**Given exercise**
Quote the data verbatim, starting at the line containing "candle-body — [15, 375, 22, 381]" and ending at the line containing "candle-body — [596, 223, 603, 234]", with both of those lines included.

**Supplied entries**
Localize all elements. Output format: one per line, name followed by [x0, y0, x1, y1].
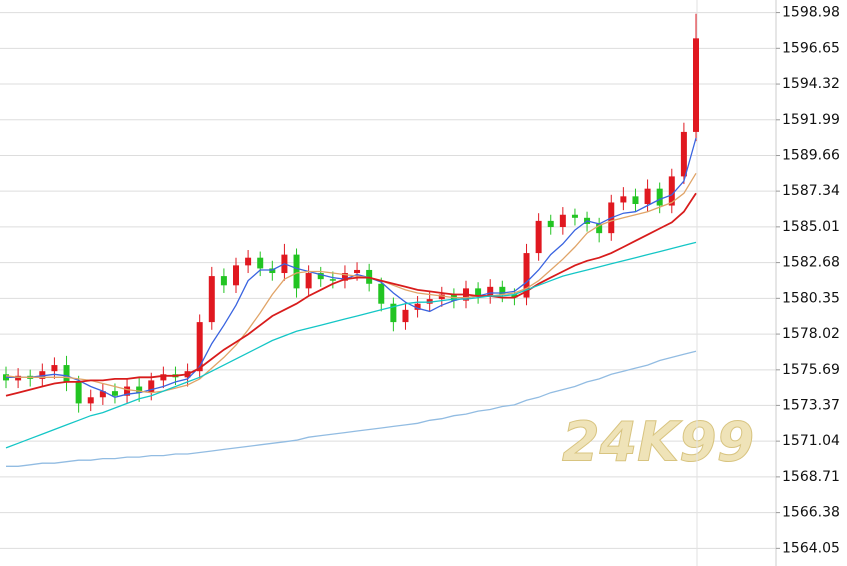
candle-body — [15, 375, 22, 381]
candle-body — [559, 214, 566, 228]
moving-average-line — [5, 241, 697, 449]
candle-body — [293, 254, 300, 289]
y-tick-label: 1580.35 — [782, 290, 840, 306]
candle-body — [51, 365, 58, 372]
y-tick-label: 1568.71 — [782, 469, 840, 485]
candle-body — [693, 38, 699, 132]
y-tick-label: 1575.69 — [782, 362, 840, 378]
y-tick-label: 1596.65 — [782, 40, 840, 56]
candle-body — [257, 257, 264, 269]
candle-body — [148, 380, 155, 393]
y-tick-label: 1573.37 — [782, 397, 840, 413]
y-tick-label: 1598.98 — [782, 5, 840, 21]
watermark: 24K99 — [562, 411, 754, 474]
candle-body — [75, 381, 82, 404]
y-tick-label: 1585.01 — [782, 219, 840, 235]
candle-body — [208, 276, 215, 323]
y-tick-label: 1589.66 — [782, 148, 840, 164]
candle-body — [596, 223, 603, 234]
candle-body — [136, 386, 143, 393]
candle-body — [535, 220, 542, 254]
candle-body — [499, 286, 506, 295]
y-tick-label: 1571.04 — [782, 433, 840, 449]
candle-body — [63, 365, 70, 382]
candle-body — [402, 309, 409, 323]
candle-body — [341, 273, 348, 281]
moving-average-line — [5, 192, 697, 397]
candle-body — [390, 303, 397, 323]
candle-body — [668, 176, 675, 206]
candle-body — [438, 294, 445, 300]
candle-body — [269, 268, 276, 274]
candle-body — [475, 288, 482, 297]
candle-body — [414, 303, 421, 310]
candle-body — [305, 273, 312, 289]
candle-body — [245, 257, 252, 266]
moving-average-line — [5, 172, 697, 394]
candle-body — [571, 214, 578, 218]
y-tick-label: 1578.02 — [782, 326, 840, 342]
candle-body — [39, 371, 46, 379]
candle-body — [426, 299, 433, 304]
y-tick-label: 1566.38 — [782, 505, 840, 521]
y-tick-label: 1594.32 — [782, 76, 840, 92]
candle-body — [99, 391, 106, 398]
candle-body — [487, 286, 494, 297]
candle-body — [632, 196, 639, 205]
candle-body — [656, 188, 663, 206]
candle-body — [317, 273, 324, 280]
candle-body — [111, 391, 118, 396]
candle-body — [523, 253, 530, 298]
candle-body — [329, 279, 336, 281]
y-tick-label: 1582.68 — [782, 255, 840, 271]
candle-body — [644, 188, 651, 205]
candle-body — [680, 131, 687, 177]
candle-body — [511, 294, 518, 298]
y-tick-label: 1587.34 — [782, 183, 840, 199]
y-tick-label: 1591.99 — [782, 112, 840, 128]
candle-body — [354, 269, 361, 274]
y-tick-label: 1564.05 — [782, 540, 840, 556]
candle-body — [87, 397, 94, 404]
candle-body — [547, 220, 554, 228]
candle-body — [233, 265, 239, 286]
candle-body — [220, 276, 227, 286]
moving-average-line — [6, 350, 697, 467]
candle-body — [160, 374, 167, 381]
candle-body — [196, 322, 203, 372]
candle-body — [378, 283, 385, 304]
candle-body — [124, 386, 131, 396]
candle-body — [620, 196, 627, 203]
moving-average-line — [6, 137, 697, 398]
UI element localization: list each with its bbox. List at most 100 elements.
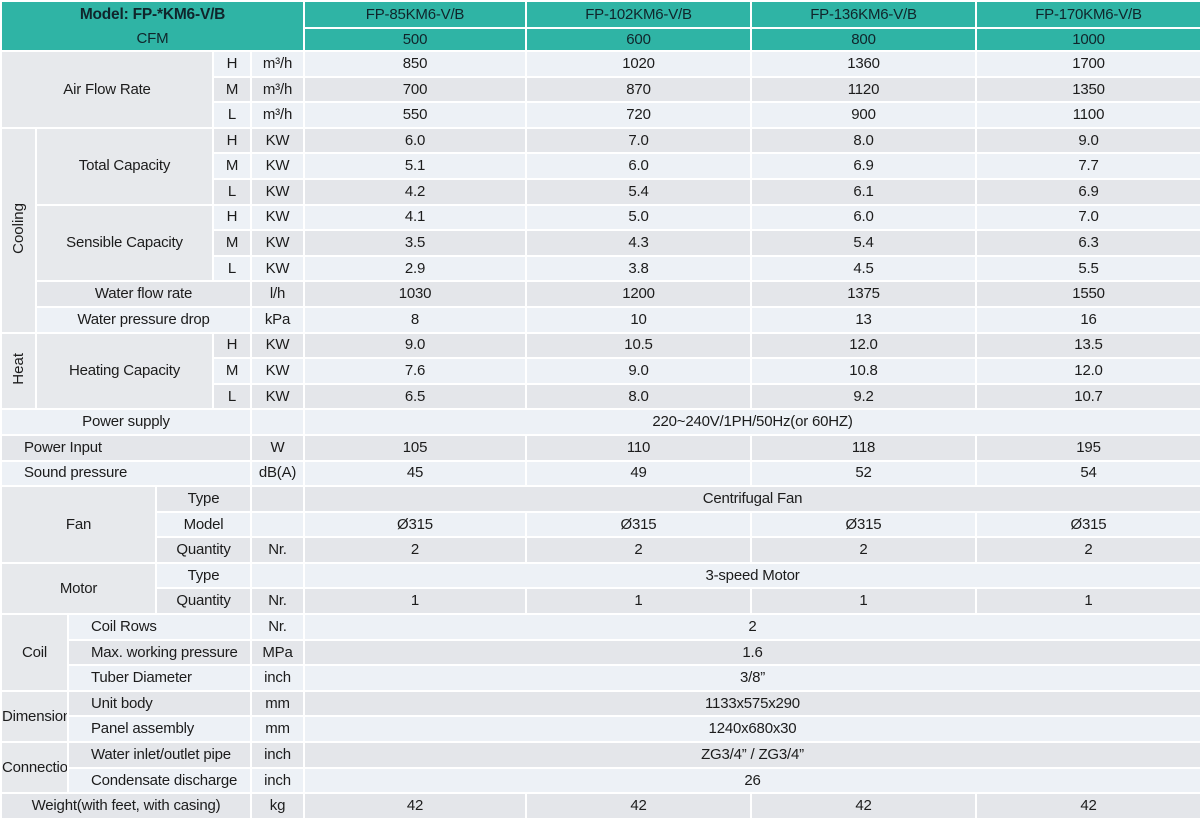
data-cell: 4.5: [750, 254, 977, 283]
data-cell: 720: [525, 101, 752, 129]
row-label-motor-type: Type: [155, 561, 252, 590]
row-label-max-working-pressure: Max. working pressure: [67, 638, 252, 667]
data-cell: 6.0: [303, 126, 527, 155]
unit-cell: KW: [250, 331, 305, 360]
speed-level-cell: H: [212, 203, 252, 232]
data-cell: 1375: [750, 280, 977, 308]
row-label-heating-capacity: Heating Capacity: [35, 331, 214, 411]
unit-cell: W: [250, 433, 305, 462]
table-row: Power Input W 105 110 118 195: [0, 433, 1200, 462]
data-cell: 1550: [975, 280, 1200, 308]
data-cell: 550: [303, 101, 527, 129]
unit-cell: m³/h: [250, 50, 305, 78]
group-label-connection: Connection: [0, 741, 69, 795]
data-cell: 3.8: [525, 254, 752, 283]
data-cell: 6.9: [750, 152, 977, 180]
data-cell: 7.6: [303, 357, 527, 385]
speed-level-cell: M: [212, 357, 252, 385]
row-label-fan-quantity: Quantity: [155, 536, 252, 564]
data-cell: 42: [750, 792, 977, 820]
unit-cell: [250, 561, 305, 590]
cfm-header-label: CFM: [136, 30, 169, 48]
unit-cell: Nr.: [250, 536, 305, 564]
data-cell: 9.0: [975, 126, 1200, 155]
data-cell: 45: [303, 459, 527, 488]
data-cell: 42: [975, 792, 1200, 820]
unit-cell: KW: [250, 126, 305, 155]
table-row: Water flow rate l/h 1030 1200 1375 1550: [1, 280, 1200, 308]
data-cell: 110: [525, 433, 752, 462]
heat-vertical-label: Heat: [9, 353, 27, 385]
data-cell: 1360: [750, 50, 977, 78]
unit-cell: KW: [250, 357, 305, 385]
unit-cell: [250, 408, 305, 436]
cfm-value-cell: 1000: [975, 27, 1200, 52]
row-label-motor-quantity: Quantity: [155, 587, 252, 616]
data-cell-tuber-diameter: 3/8”: [303, 664, 1200, 692]
table-row: Tuber Diameter inch 3/8”: [1, 664, 1200, 692]
data-cell-water-pipe: ZG3/4” / ZG3/4”: [303, 741, 1200, 769]
table-row: Model Ø315 Ø315 Ø315 Ø315: [1, 510, 1200, 539]
unit-cell: m³/h: [250, 75, 305, 104]
model-header-label: Model: FP-*KM6-V/B: [79, 5, 226, 23]
data-cell: 10: [525, 305, 752, 334]
table-row: Fan Type Centrifugal Fan: [0, 485, 1200, 564]
column-header-model-2: FP-102KM6-V/B: [525, 0, 752, 29]
unit-cell: [250, 510, 305, 539]
data-cell: 7.0: [975, 203, 1200, 232]
group-label-dimensions: Dimensions: [0, 689, 69, 744]
data-cell: 4.1: [303, 203, 527, 232]
data-cell: 9.0: [525, 357, 752, 385]
group-label-fan: Fan: [0, 485, 157, 564]
data-cell: Ø315: [975, 510, 1200, 539]
table-row: Air Flow Rate H m³/h 850 1020 1360 1700: [0, 50, 1200, 129]
speed-level-cell: L: [212, 177, 252, 206]
unit-cell: Nr.: [250, 613, 305, 641]
data-cell: 54: [975, 459, 1200, 488]
data-cell: 1200: [525, 280, 752, 308]
data-cell: 12.0: [975, 357, 1200, 385]
data-cell: 850: [303, 50, 527, 78]
table-row: M KW 7.6 9.0 10.8 12.0: [1, 357, 1200, 385]
speed-level-cell: L: [212, 101, 252, 129]
data-cell: 5.1: [303, 152, 527, 180]
unit-cell: KW: [250, 152, 305, 180]
column-header-model-3: FP-136KM6-V/B: [750, 0, 977, 29]
column-header-model-4: FP-170KM6-V/B: [975, 0, 1200, 29]
group-label-cooling: Cooling: [0, 126, 37, 334]
data-cell: 1: [525, 587, 752, 616]
data-cell: 42: [525, 792, 752, 820]
data-cell: 1120: [750, 75, 977, 104]
cfm-value-cell: 800: [750, 27, 977, 52]
data-cell: Ø315: [750, 510, 977, 539]
row-label-water-inlet-outlet-pipe: Water inlet/outlet pipe: [67, 741, 252, 769]
data-cell: 105: [303, 433, 527, 462]
unit-cell: dB(A): [250, 459, 305, 488]
data-cell-motor-type: 3-speed Motor: [303, 561, 1200, 590]
row-label-coil-rows: Coil Rows: [67, 613, 252, 641]
data-cell: 1020: [525, 50, 752, 78]
unit-cell: Nr.: [250, 587, 305, 616]
data-cell: 700: [303, 75, 527, 104]
row-label-air-flow-rate: Air Flow Rate: [0, 50, 214, 129]
unit-cell: kPa: [250, 305, 305, 334]
data-cell: 1700: [975, 50, 1200, 78]
data-cell: 10.8: [750, 357, 977, 385]
data-cell: 42: [303, 792, 527, 820]
data-cell: 7.0: [525, 126, 752, 155]
table-row: Model: FP-*KM6-V/B CFM FP-85KM6-V/B FP-1…: [0, 0, 1200, 52]
data-cell: 1: [303, 587, 527, 616]
unit-cell: [250, 485, 305, 513]
data-cell-coil-rows: 2: [303, 613, 1200, 641]
cfm-value-cell: 500: [303, 27, 527, 52]
unit-cell: KW: [250, 382, 305, 411]
group-label-coil: Coil: [0, 613, 69, 692]
speed-level-cell: L: [212, 254, 252, 283]
model-header-cell: Model: FP-*KM6-V/B CFM: [0, 0, 305, 52]
data-cell: 8.0: [750, 126, 977, 155]
cfm-value-cell: 600: [525, 27, 752, 52]
table-row: M KW 5.1 6.0 6.9 7.7: [1, 152, 1200, 180]
table-row: Weight(with feet, with casing) kg 42 42 …: [0, 792, 1200, 820]
data-cell: 2: [750, 536, 977, 564]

**Solution below**
candle-body — [15, 375, 22, 381]
candle-body — [559, 214, 566, 228]
moving-average-line — [5, 241, 697, 449]
candle-body — [293, 254, 300, 289]
y-tick-label: 1580.35 — [782, 290, 840, 306]
candle-body — [51, 365, 58, 372]
y-tick-label: 1568.71 — [782, 469, 840, 485]
candle-body — [693, 38, 699, 132]
y-tick-label: 1575.69 — [782, 362, 840, 378]
y-tick-label: 1596.65 — [782, 40, 840, 56]
candle-body — [257, 257, 264, 269]
candle-body — [148, 380, 155, 393]
y-tick-label: 1573.37 — [782, 397, 840, 413]
y-tick-label: 1598.98 — [782, 5, 840, 21]
watermark: 24K99 — [562, 411, 754, 474]
candle-body — [75, 381, 82, 404]
y-tick-label: 1585.01 — [782, 219, 840, 235]
candle-body — [208, 276, 215, 323]
y-tick-label: 1589.66 — [782, 148, 840, 164]
candle-body — [596, 223, 603, 234]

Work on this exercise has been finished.